#### Data extract ####

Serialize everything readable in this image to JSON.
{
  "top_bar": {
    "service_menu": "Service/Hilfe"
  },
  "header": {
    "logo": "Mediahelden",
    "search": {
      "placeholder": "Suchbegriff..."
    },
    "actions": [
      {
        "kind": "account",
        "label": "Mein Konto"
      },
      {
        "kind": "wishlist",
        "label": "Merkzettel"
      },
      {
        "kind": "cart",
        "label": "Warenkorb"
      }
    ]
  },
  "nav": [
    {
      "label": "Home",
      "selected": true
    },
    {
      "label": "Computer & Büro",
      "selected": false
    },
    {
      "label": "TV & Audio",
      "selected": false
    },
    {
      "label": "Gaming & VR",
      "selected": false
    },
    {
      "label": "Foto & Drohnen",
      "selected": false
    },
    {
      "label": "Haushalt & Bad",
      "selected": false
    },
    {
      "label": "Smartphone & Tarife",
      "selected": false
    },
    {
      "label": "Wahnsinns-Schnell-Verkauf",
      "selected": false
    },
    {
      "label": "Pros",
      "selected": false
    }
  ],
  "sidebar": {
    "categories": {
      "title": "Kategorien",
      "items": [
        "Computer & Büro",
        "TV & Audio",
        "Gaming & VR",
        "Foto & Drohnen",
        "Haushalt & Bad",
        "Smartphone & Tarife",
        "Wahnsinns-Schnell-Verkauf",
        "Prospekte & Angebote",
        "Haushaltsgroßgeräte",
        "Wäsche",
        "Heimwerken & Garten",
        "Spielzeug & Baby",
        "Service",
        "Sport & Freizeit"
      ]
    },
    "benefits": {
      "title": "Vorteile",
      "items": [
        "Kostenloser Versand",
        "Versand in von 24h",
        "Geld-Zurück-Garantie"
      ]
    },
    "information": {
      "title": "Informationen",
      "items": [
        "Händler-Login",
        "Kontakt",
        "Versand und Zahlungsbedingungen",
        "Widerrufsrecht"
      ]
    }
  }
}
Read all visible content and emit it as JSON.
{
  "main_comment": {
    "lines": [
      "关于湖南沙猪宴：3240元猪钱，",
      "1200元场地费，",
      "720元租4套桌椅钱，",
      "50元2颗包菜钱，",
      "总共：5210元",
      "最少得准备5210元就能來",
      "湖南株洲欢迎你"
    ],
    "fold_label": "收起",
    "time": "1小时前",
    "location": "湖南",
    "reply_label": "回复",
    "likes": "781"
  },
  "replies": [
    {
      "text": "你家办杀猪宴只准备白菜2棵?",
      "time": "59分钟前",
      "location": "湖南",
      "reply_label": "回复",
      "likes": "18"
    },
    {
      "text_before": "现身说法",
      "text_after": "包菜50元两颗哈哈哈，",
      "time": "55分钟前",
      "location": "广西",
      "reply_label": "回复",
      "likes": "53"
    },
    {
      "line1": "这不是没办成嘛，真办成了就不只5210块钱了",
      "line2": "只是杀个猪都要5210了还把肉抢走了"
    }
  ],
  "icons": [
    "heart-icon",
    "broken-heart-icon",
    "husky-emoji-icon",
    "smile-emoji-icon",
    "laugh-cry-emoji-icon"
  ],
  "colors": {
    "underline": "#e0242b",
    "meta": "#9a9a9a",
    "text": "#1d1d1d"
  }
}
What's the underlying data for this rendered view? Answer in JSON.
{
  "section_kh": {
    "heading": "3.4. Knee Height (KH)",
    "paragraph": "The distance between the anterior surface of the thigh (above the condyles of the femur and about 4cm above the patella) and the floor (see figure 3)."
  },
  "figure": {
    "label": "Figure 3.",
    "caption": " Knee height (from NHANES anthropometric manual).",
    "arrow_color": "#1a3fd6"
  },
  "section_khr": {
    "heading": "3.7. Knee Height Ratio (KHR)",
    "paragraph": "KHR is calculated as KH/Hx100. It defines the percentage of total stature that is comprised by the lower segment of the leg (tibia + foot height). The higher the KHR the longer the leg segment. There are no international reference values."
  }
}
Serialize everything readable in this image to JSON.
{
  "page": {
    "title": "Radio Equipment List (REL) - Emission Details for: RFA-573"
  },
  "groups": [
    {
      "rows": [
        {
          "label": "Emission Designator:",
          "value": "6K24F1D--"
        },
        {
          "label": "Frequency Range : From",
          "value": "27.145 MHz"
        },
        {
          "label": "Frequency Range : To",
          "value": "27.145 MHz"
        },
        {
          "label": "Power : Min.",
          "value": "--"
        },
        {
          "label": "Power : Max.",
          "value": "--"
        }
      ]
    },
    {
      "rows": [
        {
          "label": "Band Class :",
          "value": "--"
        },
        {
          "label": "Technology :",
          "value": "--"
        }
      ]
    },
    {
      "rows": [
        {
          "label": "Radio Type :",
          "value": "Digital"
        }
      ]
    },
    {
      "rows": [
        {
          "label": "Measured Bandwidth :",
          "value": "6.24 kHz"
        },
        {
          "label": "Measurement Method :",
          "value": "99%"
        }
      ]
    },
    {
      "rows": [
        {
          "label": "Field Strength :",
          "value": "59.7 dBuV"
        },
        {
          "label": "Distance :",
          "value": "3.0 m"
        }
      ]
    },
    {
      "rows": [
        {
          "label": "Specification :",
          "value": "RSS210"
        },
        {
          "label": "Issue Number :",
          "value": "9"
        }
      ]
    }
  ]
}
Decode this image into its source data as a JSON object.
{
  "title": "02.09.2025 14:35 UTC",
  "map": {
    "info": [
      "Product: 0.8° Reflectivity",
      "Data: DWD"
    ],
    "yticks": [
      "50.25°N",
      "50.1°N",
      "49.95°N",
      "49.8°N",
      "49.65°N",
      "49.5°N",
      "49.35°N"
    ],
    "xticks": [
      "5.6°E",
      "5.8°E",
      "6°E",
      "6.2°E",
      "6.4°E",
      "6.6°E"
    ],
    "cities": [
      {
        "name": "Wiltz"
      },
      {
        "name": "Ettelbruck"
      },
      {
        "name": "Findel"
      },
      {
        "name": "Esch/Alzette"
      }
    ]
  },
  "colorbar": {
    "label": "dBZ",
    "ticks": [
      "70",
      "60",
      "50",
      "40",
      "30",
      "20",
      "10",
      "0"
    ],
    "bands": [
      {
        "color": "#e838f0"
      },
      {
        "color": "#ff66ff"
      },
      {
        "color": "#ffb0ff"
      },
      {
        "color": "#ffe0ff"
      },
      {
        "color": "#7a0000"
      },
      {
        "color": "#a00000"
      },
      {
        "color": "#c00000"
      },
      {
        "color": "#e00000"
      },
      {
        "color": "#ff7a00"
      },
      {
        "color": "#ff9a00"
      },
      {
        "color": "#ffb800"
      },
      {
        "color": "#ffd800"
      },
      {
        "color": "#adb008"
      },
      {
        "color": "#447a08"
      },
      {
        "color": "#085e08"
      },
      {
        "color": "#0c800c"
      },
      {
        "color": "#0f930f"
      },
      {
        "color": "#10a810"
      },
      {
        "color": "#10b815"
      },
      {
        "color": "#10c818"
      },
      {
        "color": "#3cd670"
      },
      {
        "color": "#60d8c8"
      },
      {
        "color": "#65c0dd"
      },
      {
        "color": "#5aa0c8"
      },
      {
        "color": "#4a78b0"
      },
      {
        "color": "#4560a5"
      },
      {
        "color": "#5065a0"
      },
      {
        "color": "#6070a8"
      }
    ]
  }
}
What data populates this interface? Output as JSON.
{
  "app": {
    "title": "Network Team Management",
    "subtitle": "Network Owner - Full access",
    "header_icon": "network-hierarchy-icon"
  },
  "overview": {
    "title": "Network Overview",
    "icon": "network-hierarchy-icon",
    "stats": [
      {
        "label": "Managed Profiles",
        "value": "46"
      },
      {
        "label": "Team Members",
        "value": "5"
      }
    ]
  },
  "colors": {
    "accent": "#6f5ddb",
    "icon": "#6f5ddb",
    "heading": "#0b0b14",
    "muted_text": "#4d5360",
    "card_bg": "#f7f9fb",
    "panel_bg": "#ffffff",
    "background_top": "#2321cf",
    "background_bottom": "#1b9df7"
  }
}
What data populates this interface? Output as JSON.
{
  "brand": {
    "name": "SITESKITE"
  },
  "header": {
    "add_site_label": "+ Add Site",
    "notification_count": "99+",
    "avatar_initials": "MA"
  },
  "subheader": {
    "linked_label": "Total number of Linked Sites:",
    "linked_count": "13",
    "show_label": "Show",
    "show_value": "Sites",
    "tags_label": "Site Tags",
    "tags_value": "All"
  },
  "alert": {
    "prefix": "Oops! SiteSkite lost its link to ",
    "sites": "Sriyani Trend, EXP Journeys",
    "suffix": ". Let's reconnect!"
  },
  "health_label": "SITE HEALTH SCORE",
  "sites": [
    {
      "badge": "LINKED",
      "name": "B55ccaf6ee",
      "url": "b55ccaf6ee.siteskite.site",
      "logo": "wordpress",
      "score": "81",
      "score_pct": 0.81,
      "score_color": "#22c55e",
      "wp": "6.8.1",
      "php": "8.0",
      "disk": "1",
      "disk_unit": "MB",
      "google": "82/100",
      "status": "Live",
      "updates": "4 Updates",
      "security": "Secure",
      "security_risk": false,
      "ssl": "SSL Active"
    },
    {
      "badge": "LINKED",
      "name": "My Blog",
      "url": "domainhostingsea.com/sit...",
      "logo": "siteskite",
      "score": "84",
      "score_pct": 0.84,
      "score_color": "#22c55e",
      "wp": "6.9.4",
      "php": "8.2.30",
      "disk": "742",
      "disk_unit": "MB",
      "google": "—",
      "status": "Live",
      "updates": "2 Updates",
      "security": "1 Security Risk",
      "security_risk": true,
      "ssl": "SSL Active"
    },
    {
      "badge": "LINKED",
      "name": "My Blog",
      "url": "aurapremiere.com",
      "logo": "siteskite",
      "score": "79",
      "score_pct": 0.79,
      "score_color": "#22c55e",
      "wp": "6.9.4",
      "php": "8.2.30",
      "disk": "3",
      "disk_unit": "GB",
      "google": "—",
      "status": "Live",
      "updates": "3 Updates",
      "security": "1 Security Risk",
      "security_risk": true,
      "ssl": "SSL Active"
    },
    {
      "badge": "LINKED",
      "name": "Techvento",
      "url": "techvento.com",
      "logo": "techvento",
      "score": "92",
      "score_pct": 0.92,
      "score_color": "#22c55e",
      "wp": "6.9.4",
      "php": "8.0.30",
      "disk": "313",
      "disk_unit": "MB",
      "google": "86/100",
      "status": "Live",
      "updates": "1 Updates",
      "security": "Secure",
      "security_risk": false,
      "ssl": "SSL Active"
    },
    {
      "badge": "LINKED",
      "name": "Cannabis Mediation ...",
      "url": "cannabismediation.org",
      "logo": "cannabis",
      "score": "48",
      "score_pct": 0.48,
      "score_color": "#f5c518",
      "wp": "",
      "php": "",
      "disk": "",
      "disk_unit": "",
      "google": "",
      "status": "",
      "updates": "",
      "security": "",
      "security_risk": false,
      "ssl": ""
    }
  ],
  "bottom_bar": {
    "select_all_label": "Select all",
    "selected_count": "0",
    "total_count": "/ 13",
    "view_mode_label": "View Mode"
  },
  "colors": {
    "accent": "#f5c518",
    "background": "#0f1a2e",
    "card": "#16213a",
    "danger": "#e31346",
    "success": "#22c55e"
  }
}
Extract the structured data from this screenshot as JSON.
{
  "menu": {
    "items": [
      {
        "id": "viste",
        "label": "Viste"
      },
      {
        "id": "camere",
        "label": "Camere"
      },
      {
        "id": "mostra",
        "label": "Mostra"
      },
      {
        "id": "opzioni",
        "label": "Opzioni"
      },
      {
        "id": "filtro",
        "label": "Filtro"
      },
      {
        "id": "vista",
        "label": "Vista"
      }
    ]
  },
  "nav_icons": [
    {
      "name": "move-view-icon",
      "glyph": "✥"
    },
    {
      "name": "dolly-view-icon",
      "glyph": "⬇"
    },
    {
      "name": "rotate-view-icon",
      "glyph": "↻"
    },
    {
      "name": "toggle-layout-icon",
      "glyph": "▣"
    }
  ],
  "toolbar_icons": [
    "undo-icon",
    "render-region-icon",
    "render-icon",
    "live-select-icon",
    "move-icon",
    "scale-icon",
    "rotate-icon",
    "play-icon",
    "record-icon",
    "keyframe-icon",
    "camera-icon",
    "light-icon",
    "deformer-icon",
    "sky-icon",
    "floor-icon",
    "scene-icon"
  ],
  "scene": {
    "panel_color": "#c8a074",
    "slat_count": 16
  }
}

####

* Directions
Which lines contain "Smartphone"? Copy each of them.

* Written reply
      "label": "Smartphone & Tarife",
        "Smartphone & Tarife",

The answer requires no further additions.